TASK REQUIREMENTS
Transcribe the listing exactly, leaving out every picture.

DATA TO PROCESS
--- START ---

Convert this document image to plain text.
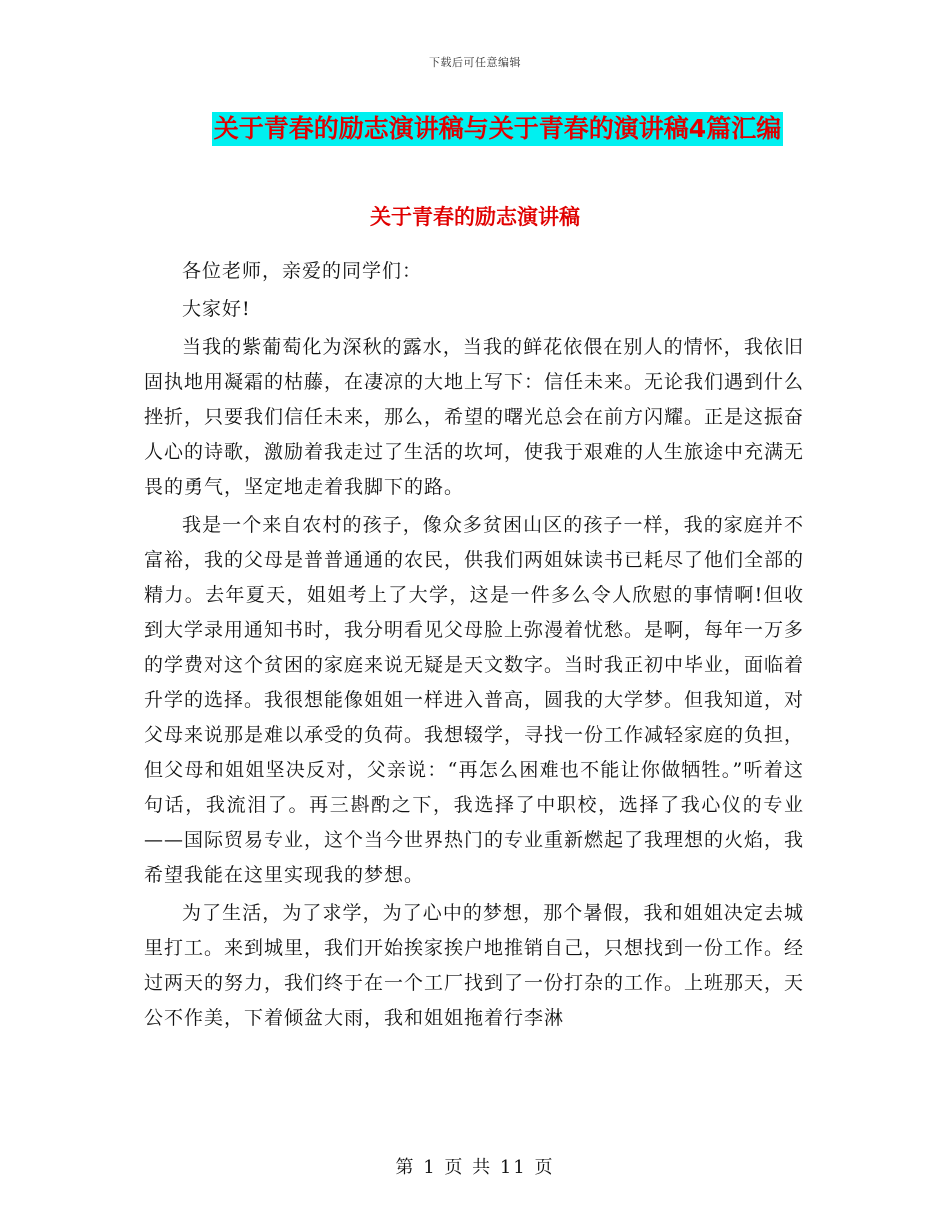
下载后可任意编辑
关于青春的励志演讲稿与关于青春的演讲稿4篇汇编
关于青春的励志演讲稿

各位老师，亲爱的同学们：

大家好!

当我的紫葡萄化为深秋的露水，当我的鲜花依偎在别人的情怀，我依旧固执地用凝霜的枯藤，在凄凉的大地上写下：信任未来。无论我们遇到什么挫折，只要我们信任未来，那么，希望的曙光总会在前方闪耀。正是这振奋人心的诗歌，激励着我走过了生活的坎坷，使我于艰难的人生旅途中充满无畏的勇气，坚定地走着我脚下的路。

我是一个来自农村的孩子，像众多贫困山区的孩子一样，我的家庭并不富裕，我的父母是普普通通的农民，供我们两姐妹读书已耗尽了他们全部的精力。去年夏天，姐姐考上了大学，这是一件多么令人欣慰的事情啊!但收到大学录用通知书时，我分明看见父母脸上弥漫着忧愁。是啊，每年一万多的学费对这个贫困的家庭来说无疑是天文数字。当时我正初中毕业，面临着升学的选择。我很想能像姐姐一样进入普高，圆我的大学梦。但我知道，对父母来说那是难以承受的负荷。我想辍学，寻找一份工作减轻家庭的负担，但父母和姐姐坚决反对，父亲说：“再怎么困难也不能让你做牺牲。”听着这句话，我流泪了。再三斟酌之下，我选择了中职校，选择了我心仪的专业——国际贸易专业，这个当今世界热门的专业重新燃起了我理想的火焰，我希望我能在这里实现我的梦想。

为了生活，为了求学，为了心中的梦想，那个暑假，我和姐姐决定去城里打工。来到城里，我们开始挨家挨户地推销自己，只想找到一份工作。经过两天的努力，我们终于在一个工厂找到了一份打杂的工作。上班那天，天公不作美，下着倾盆大雨，我和姐姐拖着行李淋

第 1 页 共 11 页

--- END ---

FULL RESPONSE
Convert this document image to plain text.
下载后可任意编辑
关于青春的励志演讲稿与关于青春的演讲稿4篇汇编
关于青春的励志演讲稿

各位老师，亲爱的同学们：

大家好!

当我的紫葡萄化为深秋的露水，当我的鲜花依偎在别人的情怀，我依旧固执地用凝霜的枯藤，在凄凉的大地上写下：信任未来。无论我们遇到什么挫折，只要我们信任未来，那么，希望的曙光总会在前方闪耀。正是这振奋人心的诗歌，激励着我走过了生活的坎坷，使我于艰难的人生旅途中充满无畏的勇气，坚定地走着我脚下的路。

我是一个来自农村的孩子，像众多贫困山区的孩子一样，我的家庭并不富裕，我的父母是普普通通的农民，供我们两姐妹读书已耗尽了他们全部的精力。去年夏天，姐姐考上了大学，这是一件多么令人欣慰的事情啊!但收到大学录用通知书时，我分明看见父母脸上弥漫着忧愁。是啊，每年一万多的学费对这个贫困的家庭来说无疑是天文数字。当时我正初中毕业，面临着升学的选择。我很想能像姐姐一样进入普高，圆我的大学梦。但我知道，对父母来说那是难以承受的负荷。我想辍学，寻找一份工作减轻家庭的负担，但父母和姐姐坚决反对，父亲说：“再怎么困难也不能让你做牺牲。”听着这句话，我流泪了。再三斟酌之下，我选择了中职校，选择了我心仪的专业——国际贸易专业，这个当今世界热门的专业重新燃起了我理想的火焰，我希望我能在这里实现我的梦想。

为了生活，为了求学，为了心中的梦想，那个暑假，我和姐姐决定去城里打工。来到城里，我们开始挨家挨户地推销自己，只想找到一份工作。经过两天的努力，我们终于在一个工厂找到了一份打杂的工作。上班那天，天公不作美，下着倾盆大雨，我和姐姐拖着行李淋

第 1 页 共 11 页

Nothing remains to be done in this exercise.